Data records
--- begin ---
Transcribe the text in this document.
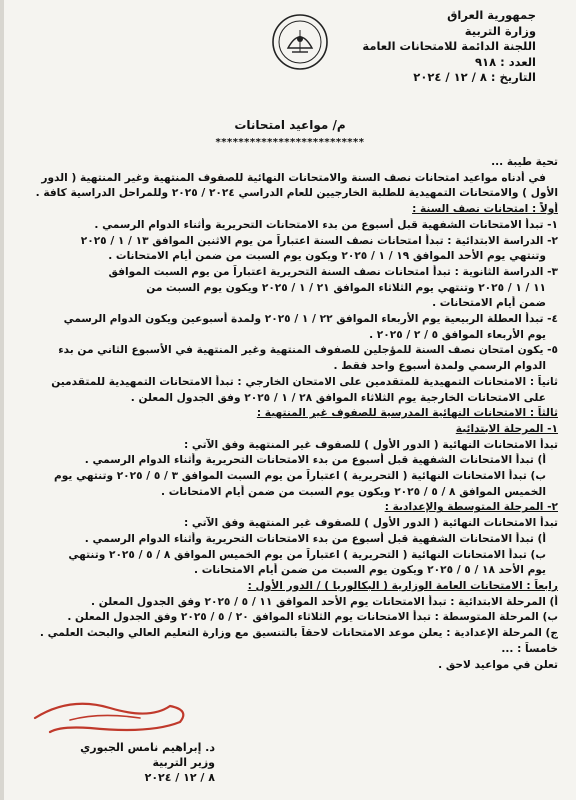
جمهورية العراق
وزارة التربية
اللجنة الدائمة للامتحانات العامة
العدد : ٩١٨
التاريخ : ٨ / ١٢ / ٢٠٢٤
م/ مواعيد امتحانات
**************************
تحية طيبة ...
في أدناه مواعيد امتحانات نصف السنة والامتحانات النهائية للصفوف المنتهية وغير المنتهية ( الدور
الأول ) والامتحانات التمهيدية للطلبة الخارجيين للعام الدراسي ٢٠٢٤ / ٢٠٢٥ وللمراحل الدراسية كافة .
أولاً : امتحانات نصف السنة :
١- تبدأ الامتحانات الشفهية قبل أسبوع من بدء الامتحانات التحريرية وأثناء الدوام الرسمي .
٢- الدراسة الابتدائية : تبدأ امتحانات نصف السنة اعتباراً من يوم الاثنين الموافق ١٣ / ١ / ٢٠٢٥
وتنتهي يوم الأحد الموافق ١٩ / ١ / ٢٠٢٥ ويكون يوم السبت من ضمن أيام الامتحانات .
٣- الدراسة الثانوية : تبدأ امتحانات نصف السنة التحريرية اعتباراً من يوم السبت الموافق
١١ / ١ / ٢٠٢٥ وتنتهي يوم الثلاثاء الموافق ٢١ / ١ / ٢٠٢٥ ويكون يوم السبت من
ضمن أيام الامتحانات .
٤- تبدأ العطلة الربيعية يوم الأربعاء الموافق ٢٢ / ١ / ٢٠٢٥ ولمدة أسبوعين ويكون الدوام الرسمي
يوم الأربعاء الموافق ٥ / ٢ / ٢٠٢٥ .
٥- يكون امتحان نصف السنة للمؤجلين للصفوف المنتهية وغير المنتهية في الأسبوع الثاني من بدء
الدوام الرسمي ولمدة أسبوع واحد فقط .
ثانياً : الامتحانات التمهيدية للمتقدمين على الامتحان الخارجي : تبدأ الامتحانات التمهيدية للمتقدمين
على الامتحانات الخارجية يوم الثلاثاء الموافق ٢٨ / ١ / ٢٠٢٥ وفق الجدول المعلن .
ثالثاً : الامتحانات النهائية المدرسية للصفوف غير المنتهية :
١- المرحلة الابتدائية
تبدأ الامتحانات النهائية ( الدور الأول ) للصفوف غير المنتهية وفق الآتي :
أ) تبدأ الامتحانات الشفهية قبل أسبوع من بدء الامتحانات التحريرية وأثناء الدوام الرسمي .
ب) تبدأ الامتحانات النهائية ( التحريرية ) اعتباراً من يوم السبت الموافق ٣ / ٥ / ٢٠٢٥ وتنتهي يوم
الخميس الموافق ٨ / ٥ / ٢٠٢٥ ويكون يوم السبت من ضمن أيام الامتحانات .
٢- المرحلة المتوسطة والإعدادية :
تبدأ الامتحانات النهائية ( الدور الأول ) للصفوف غير المنتهية وفق الآتي :
أ) تبدأ الامتحانات الشفهية قبل أسبوع من بدء الامتحانات التحريرية وأثناء الدوام الرسمي .
ب) تبدأ الامتحانات النهائية ( التحريرية ) اعتباراً من يوم الخميس الموافق ٨ / ٥ / ٢٠٢٥ وتنتهي
يوم الأحد ١٨ / ٥ / ٢٠٢٥ ويكون يوم السبت من ضمن أيام الامتحانات .
رابعاً : الامتحانات العامة الوزارية ( البكالوريا ) / الدور الأول :
أ) المرحلة الابتدائية : تبدأ الامتحانات يوم الأحد الموافق ١١ / ٥ / ٢٠٢٥ وفق الجدول المعلن .
ب) المرحلة المتوسطة : تبدأ الامتحانات يوم الثلاثاء الموافق ٢٠ / ٥ / ٢٠٢٥ وفق الجدول المعلن .
ج) المرحلة الإعدادية : يعلن موعد الامتحانات لاحقاً بالتنسيق مع وزارة التعليم العالي والبحث العلمي .
خامساً : ...
تعلن في مواعيد لاحق .
د. إبراهيم نامس الجبوري
وزير التربية
٨ / ١٢ / ٢٠٢٤
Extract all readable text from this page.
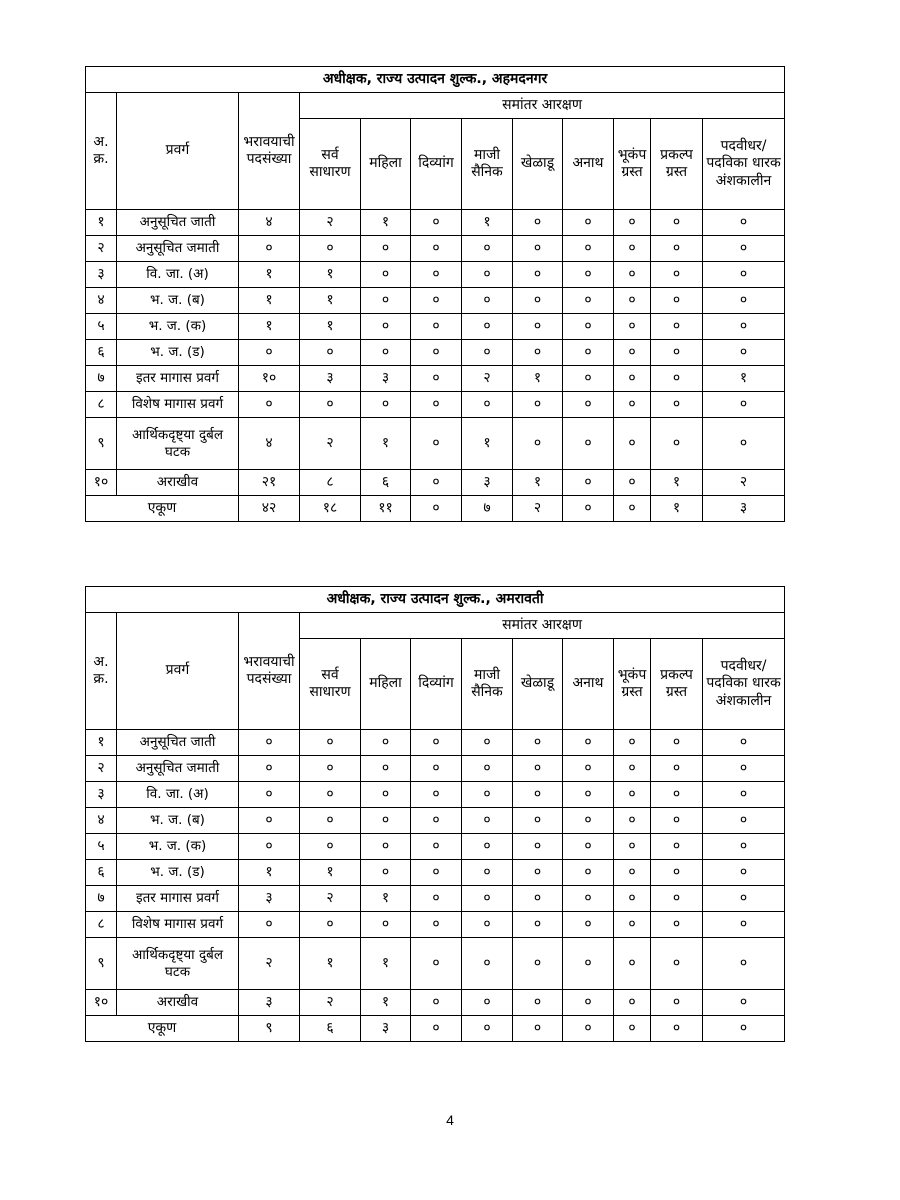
अधीक्षक, राज्य उत्पादन शुल्क., अहमदनगर											
अ. क्र.	प्रवर्ग	भरावयाची पदसंख्या	समांतर आरक्षण								
			सर्व साधारण	महिला	दिव्यांग	माजी सैनिक	खेळाडू	अनाथ	भूकंप ग्रस्त	प्रकल्प ग्रस्त	पदवीधर/ पदविका धारक अंशकालीन
१	अनुसूचित जाती	४	२	१	०	१	०	०	०	०	०
२	अनुसूचित जमाती	०	०	०	०	०	०	०	०	०	०
३	वि. जा. (अ)	१	१	०	०	०	०	०	०	०	०
४	भ. ज. (ब)	१	१	०	०	०	०	०	०	०	०
५	भ. ज. (क)	१	१	०	०	०	०	०	०	०	०
६	भ. ज. (ड)	०	०	०	०	०	०	०	०	०	०
७	इतर मागास प्रवर्ग	१०	३	३	०	२	१	०	०	०	१
८	विशेष मागास प्रवर्ग	०	०	०	०	०	०	०	०	०	०
९	आर्थिकदृष्ट्या दुर्बल घटक	४	२	१	०	१	०	०	०	०	०
१०	अराखीव	२१	८	६	०	३	१	०	०	१	२
एकूण		४२	१८	११	०	७	२	०	०	१	३
अधीक्षक, राज्य उत्पादन शुल्क., अमरावती											
अ. क्र.	प्रवर्ग	भरावयाची पदसंख्या	समांतर आरक्षण								
			सर्व साधारण	महिला	दिव्यांग	माजी सैनिक	खेळाडू	अनाथ	भूकंप ग्रस्त	प्रकल्प ग्रस्त	पदवीधर/ पदविका धारक अंशकालीन
१	अनुसूचित जाती	०	०	०	०	०	०	०	०	०	०
२	अनुसूचित जमाती	०	०	०	०	०	०	०	०	०	०
३	वि. जा. (अ)	०	०	०	०	०	०	०	०	०	०
४	भ. ज. (ब)	०	०	०	०	०	०	०	०	०	०
५	भ. ज. (क)	०	०	०	०	०	०	०	०	०	०
६	भ. ज. (ड)	१	१	०	०	०	०	०	०	०	०
७	इतर मागास प्रवर्ग	३	२	१	०	०	०	०	०	०	०
८	विशेष मागास प्रवर्ग	०	०	०	०	०	०	०	०	०	०
९	आर्थिकदृष्ट्या दुर्बल घटक	२	१	१	०	०	०	०	०	०	०
१०	अराखीव	३	२	१	०	०	०	०	०	०	०
एकूण		९	६	३	०	०	०	०	०	०	०
4
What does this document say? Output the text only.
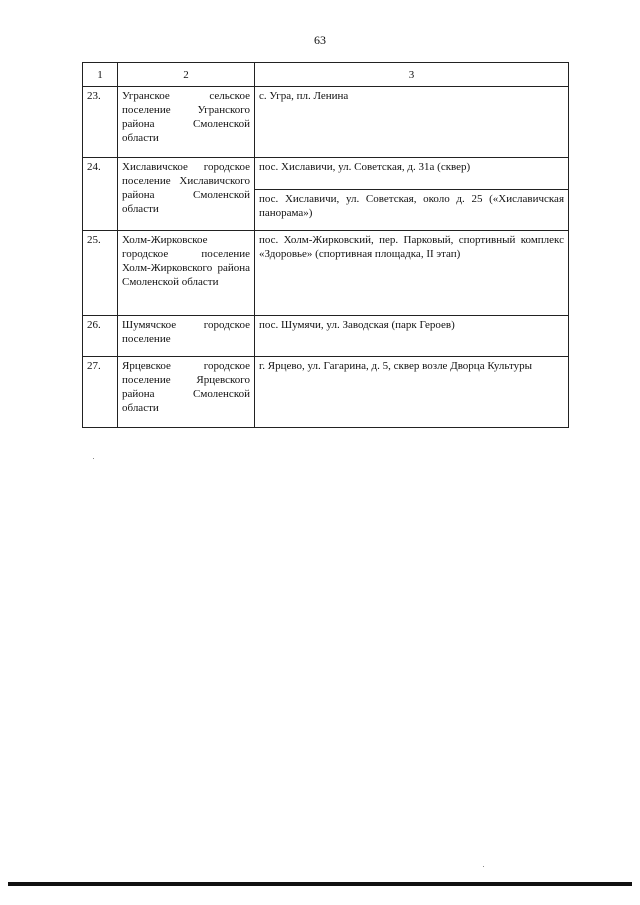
63
1	2	3
23.	Угранское сельское поселение Угранского района Смоленской области	с. Угра, пл. Ленина
24.	Хиславичское городское поселение Хиславичского района Смоленской области	пос. Хиславичи, ул. Советская, д. 31а (сквер)
		пос. Хиславичи, ул. Советская, около д. 25 («Хиславичская панорама»)
25.	Холм-Жирковское городское поселение Холм-Жирковского района Смоленской области	пос. Холм-Жирковский, пер. Парковый, спортивный комплекс «Здоровье» (спортивная площадка, II этап)
26.	Шумячское городское поселение	пос. Шумячи, ул. Заводская (парк Героев)
27.	Ярцевское городское поселение Ярцевского района Смоленской области	г. Ярцево, ул. Гагарина, д. 5, сквер возле Дворца Культуры
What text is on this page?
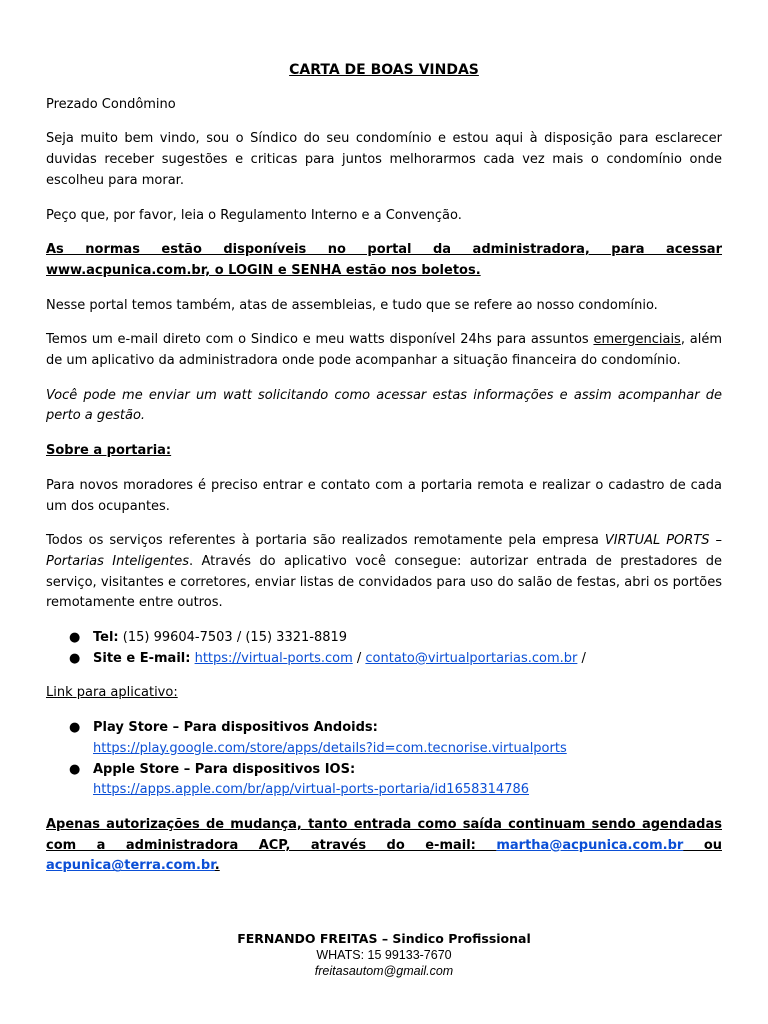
CARTA DE BOAS VINDAS

Prezado Condômino

Seja muito bem vindo, sou o Síndico do seu condomínio e estou aqui à disposição para esclarecer duvidas receber sugestões e criticas para juntos melhorarmos cada vez mais o condomínio onde escolheu para morar.

Peço que, por favor, leia o Regulamento Interno e a Convenção.

As normas estão disponíveis no portal da administradora, para acessar www.acpunica.com.br, o LOGIN e SENHA estão nos boletos.

Nesse portal temos também, atas de assembleias, e tudo que se refere ao nosso condomínio.

Temos um e-mail direto com o Sindico e meu watts disponível 24hs para assuntos emergenciais, além de um aplicativo da administradora onde pode acompanhar a situação financeira do condomínio.

Você pode me enviar um watt solicitando como acessar estas informações e assim acompanhar de perto a gestão.

Sobre a portaria:

Para novos moradores é preciso entrar e contato com a portaria remota e realizar o cadastro de cada um dos ocupantes.

Todos os serviços referentes à portaria são realizados remotamente pela empresa VIRTUAL PORTS – Portarias Inteligentes. Através do aplicativo você consegue: autorizar entrada de prestadores de serviço, visitantes e corretores, enviar listas de convidados para uso do salão de festas, abri os portões remotamente entre outros.

● Tel: (15) 99604-7503 / (15) 3321-8819
● Site e E-mail: https://virtual-ports.com / contato@virtualportarias.com.br /

Link para aplicativo:

● Play Store – Para dispositivos Andoids:
https://play.google.com/store/apps/details?id=com.tecnorise.virtualports
● Apple Store – Para dispositivos IOS:
https://apps.apple.com/br/app/virtual-ports-portaria/id1658314786

Apenas autorizações de mudança, tanto entrada como saída continuam sendo agendadas com a administradora ACP, através do e-mail: martha@acpunica.com.br ou acpunica@terra.com.br.

FERNANDO FREITAS – Sindico Profissional
WHATS: 15 99133-7670
freitasautom@gmail.com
--- end ---
Determine how many lines include the word "administradora" and report that number by itself.

3